Given instruction.
Where a line contains the string "energy", copy that line.

Dataset entries on figures
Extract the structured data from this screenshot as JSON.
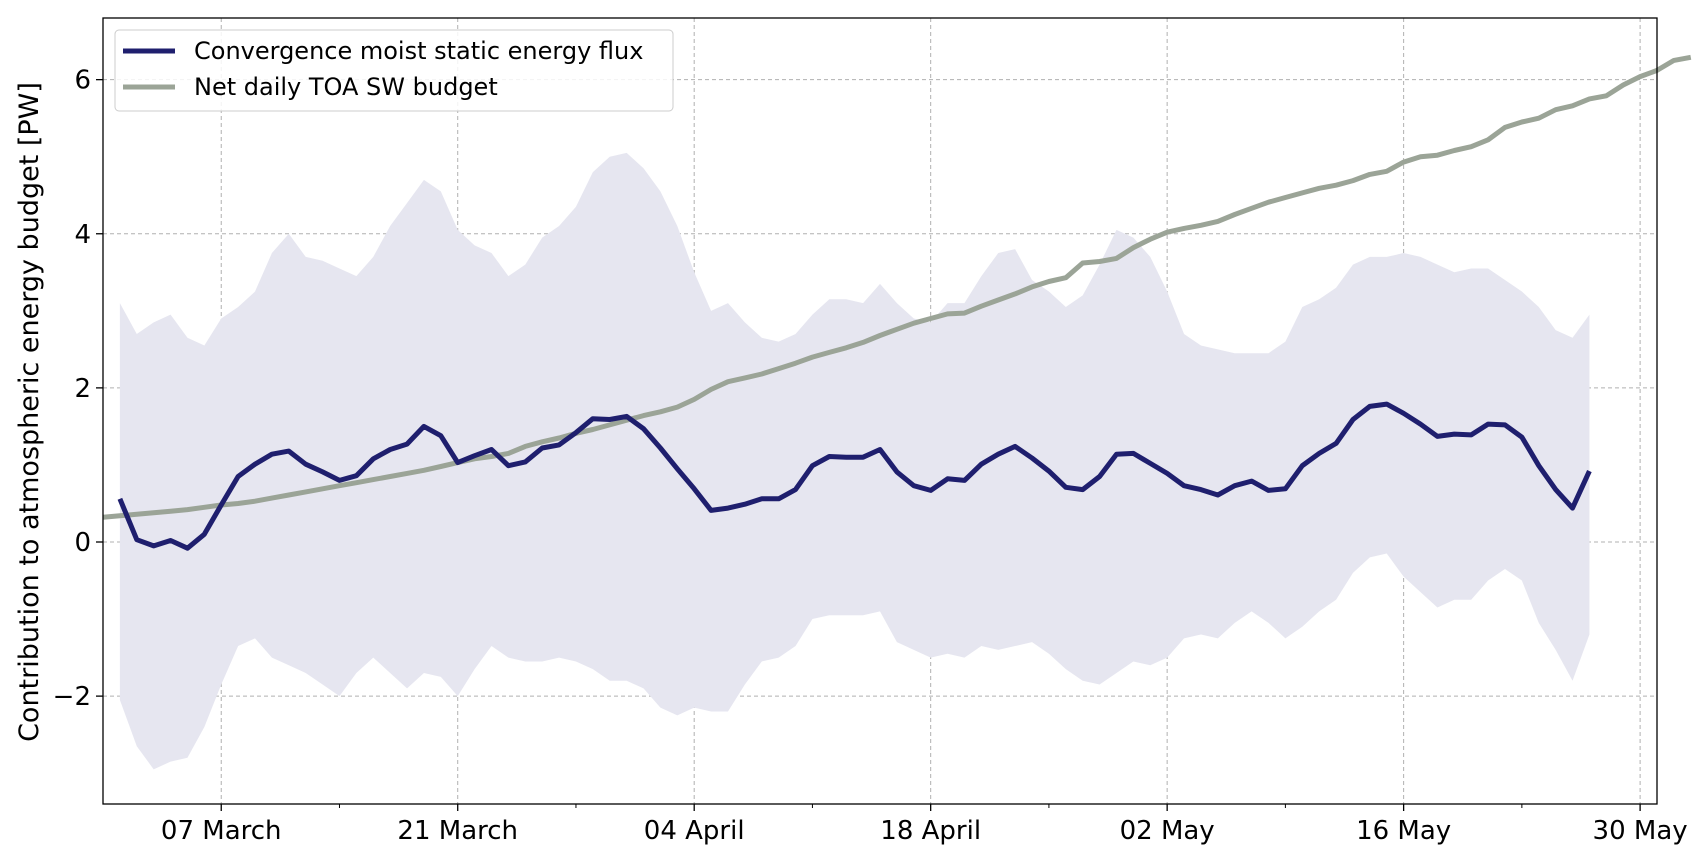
{
  "chart_data": {
    "type": "line",
    "title": "",
    "xlabel": "",
    "ylabel": "Contribution to atmospheric energy budget [PW]",
    "ylim": [
      -3.4,
      6.8
    ],
    "xlim": [
      "2021-02-28",
      "2021-05-31"
    ],
    "grid": true,
    "legend_position": "top-left",
    "x_ticks": [
      {
        "date": "2021-03-07",
        "label": "07 March"
      },
      {
        "date": "2021-03-21",
        "label": "21 March"
      },
      {
        "date": "2021-04-04",
        "label": "04 April"
      },
      {
        "date": "2021-04-18",
        "label": "18 April"
      },
      {
        "date": "2021-05-02",
        "label": "02 May"
      },
      {
        "date": "2021-05-16",
        "label": "16 May"
      },
      {
        "date": "2021-05-30",
        "label": "30 May"
      }
    ],
    "y_ticks": [
      {
        "value": -2,
        "label": "−2"
      },
      {
        "value": 0,
        "label": "0"
      },
      {
        "value": 2,
        "label": "2"
      },
      {
        "value": 4,
        "label": "4"
      },
      {
        "value": 6,
        "label": "6"
      }
    ],
    "minor_x_ticks": [
      "2021-03-14",
      "2021-03-28",
      "2021-04-11",
      "2021-04-25",
      "2021-05-09",
      "2021-05-23"
    ],
    "series": [
      {
        "name": "Convergence moist static energy flux",
        "color": "#1f1f6e",
        "start_date": "2021-03-01",
        "step_days": 1,
        "values": [
          0.56,
          0.03,
          -0.05,
          0.02,
          -0.08,
          0.1,
          0.48,
          0.85,
          1.01,
          1.14,
          1.18,
          1.01,
          0.91,
          0.8,
          0.86,
          1.08,
          1.2,
          1.27,
          1.5,
          1.38,
          1.03,
          1.12,
          1.2,
          0.99,
          1.04,
          1.22,
          1.26,
          1.42,
          1.6,
          1.59,
          1.63,
          1.47,
          1.22,
          0.95,
          0.69,
          0.41,
          0.44,
          0.49,
          0.56,
          0.56,
          0.68,
          0.99,
          1.11,
          1.1,
          1.1,
          1.2,
          0.91,
          0.73,
          0.67,
          0.82,
          0.8,
          1.01,
          1.14,
          1.24,
          1.09,
          0.92,
          0.71,
          0.68,
          0.85,
          1.14,
          1.15,
          1.02,
          0.89,
          0.73,
          0.68,
          0.61,
          0.73,
          0.79,
          0.67,
          0.69,
          0.99,
          1.15,
          1.28,
          1.59,
          1.76,
          1.79,
          1.67,
          1.53,
          1.37,
          1.4,
          1.39,
          1.53,
          1.52,
          1.36,
          0.99,
          0.68,
          0.44,
          0.92
        ]
      },
      {
        "name": "Net daily TOA SW budget",
        "color": "#9ba497",
        "start_date": "2021-02-28",
        "step_days": 1,
        "values": [
          0.32,
          0.34,
          0.36,
          0.38,
          0.4,
          0.42,
          0.45,
          0.48,
          0.5,
          0.53,
          0.57,
          0.61,
          0.65,
          0.69,
          0.73,
          0.77,
          0.81,
          0.85,
          0.89,
          0.93,
          0.98,
          1.03,
          1.08,
          1.11,
          1.15,
          1.24,
          1.3,
          1.35,
          1.41,
          1.46,
          1.52,
          1.58,
          1.64,
          1.69,
          1.75,
          1.85,
          1.98,
          2.08,
          2.13,
          2.18,
          2.25,
          2.32,
          2.4,
          2.46,
          2.52,
          2.59,
          2.68,
          2.76,
          2.84,
          2.9,
          2.96,
          2.97,
          3.06,
          3.14,
          3.22,
          3.31,
          3.38,
          3.43,
          3.62,
          3.64,
          3.68,
          3.82,
          3.93,
          4.02,
          4.07,
          4.11,
          4.16,
          4.25,
          4.33,
          4.41,
          4.47,
          4.53,
          4.59,
          4.63,
          4.69,
          4.77,
          4.81,
          4.93,
          5.0,
          5.02,
          5.08,
          5.13,
          5.22,
          5.38,
          5.45,
          5.5,
          5.61,
          5.66,
          5.75,
          5.79,
          5.93,
          6.04,
          6.12,
          6.25,
          6.29
        ]
      }
    ],
    "shaded_band": {
      "color": "#e6e6f0",
      "start_date": "2021-03-01",
      "step_days": 1,
      "upper": [
        3.1,
        2.7,
        2.85,
        2.95,
        2.65,
        2.55,
        2.9,
        3.05,
        3.25,
        3.75,
        4.0,
        3.7,
        3.65,
        3.55,
        3.45,
        3.7,
        4.1,
        4.4,
        4.7,
        4.55,
        4.05,
        3.85,
        3.75,
        3.45,
        3.6,
        3.95,
        4.1,
        4.35,
        4.8,
        5.0,
        5.05,
        4.85,
        4.55,
        4.1,
        3.5,
        3.0,
        3.1,
        2.85,
        2.65,
        2.6,
        2.7,
        2.95,
        3.15,
        3.15,
        3.1,
        3.35,
        3.1,
        2.9,
        2.85,
        3.1,
        3.1,
        3.45,
        3.75,
        3.8,
        3.4,
        3.25,
        3.05,
        3.2,
        3.6,
        4.05,
        3.95,
        3.7,
        3.25,
        2.7,
        2.55,
        2.5,
        2.45,
        2.45,
        2.45,
        2.6,
        3.05,
        3.15,
        3.3,
        3.6,
        3.7,
        3.7,
        3.75,
        3.7,
        3.6,
        3.5,
        3.55,
        3.55,
        3.4,
        3.25,
        3.05,
        2.75,
        2.65,
        2.95
      ],
      "lower": [
        -2.05,
        -2.65,
        -2.95,
        -2.85,
        -2.8,
        -2.4,
        -1.85,
        -1.35,
        -1.25,
        -1.5,
        -1.6,
        -1.7,
        -1.85,
        -2.0,
        -1.7,
        -1.5,
        -1.7,
        -1.9,
        -1.7,
        -1.75,
        -2.0,
        -1.65,
        -1.35,
        -1.5,
        -1.55,
        -1.55,
        -1.5,
        -1.55,
        -1.65,
        -1.8,
        -1.8,
        -1.9,
        -2.15,
        -2.25,
        -2.15,
        -2.2,
        -2.2,
        -1.85,
        -1.55,
        -1.5,
        -1.35,
        -1.0,
        -0.95,
        -0.95,
        -0.95,
        -0.9,
        -1.3,
        -1.4,
        -1.5,
        -1.45,
        -1.5,
        -1.35,
        -1.4,
        -1.35,
        -1.3,
        -1.45,
        -1.65,
        -1.8,
        -1.85,
        -1.7,
        -1.55,
        -1.6,
        -1.5,
        -1.25,
        -1.2,
        -1.25,
        -1.05,
        -0.9,
        -1.05,
        -1.25,
        -1.1,
        -0.9,
        -0.75,
        -0.4,
        -0.2,
        -0.15,
        -0.45,
        -0.65,
        -0.85,
        -0.75,
        -0.75,
        -0.5,
        -0.35,
        -0.5,
        -1.05,
        -1.4,
        -1.8,
        -1.2
      ]
    }
  }
}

Written answer.
    "ylabel": "Contribution to atmospheric energy budget [PW]",
        "name": "Convergence moist static energy flux",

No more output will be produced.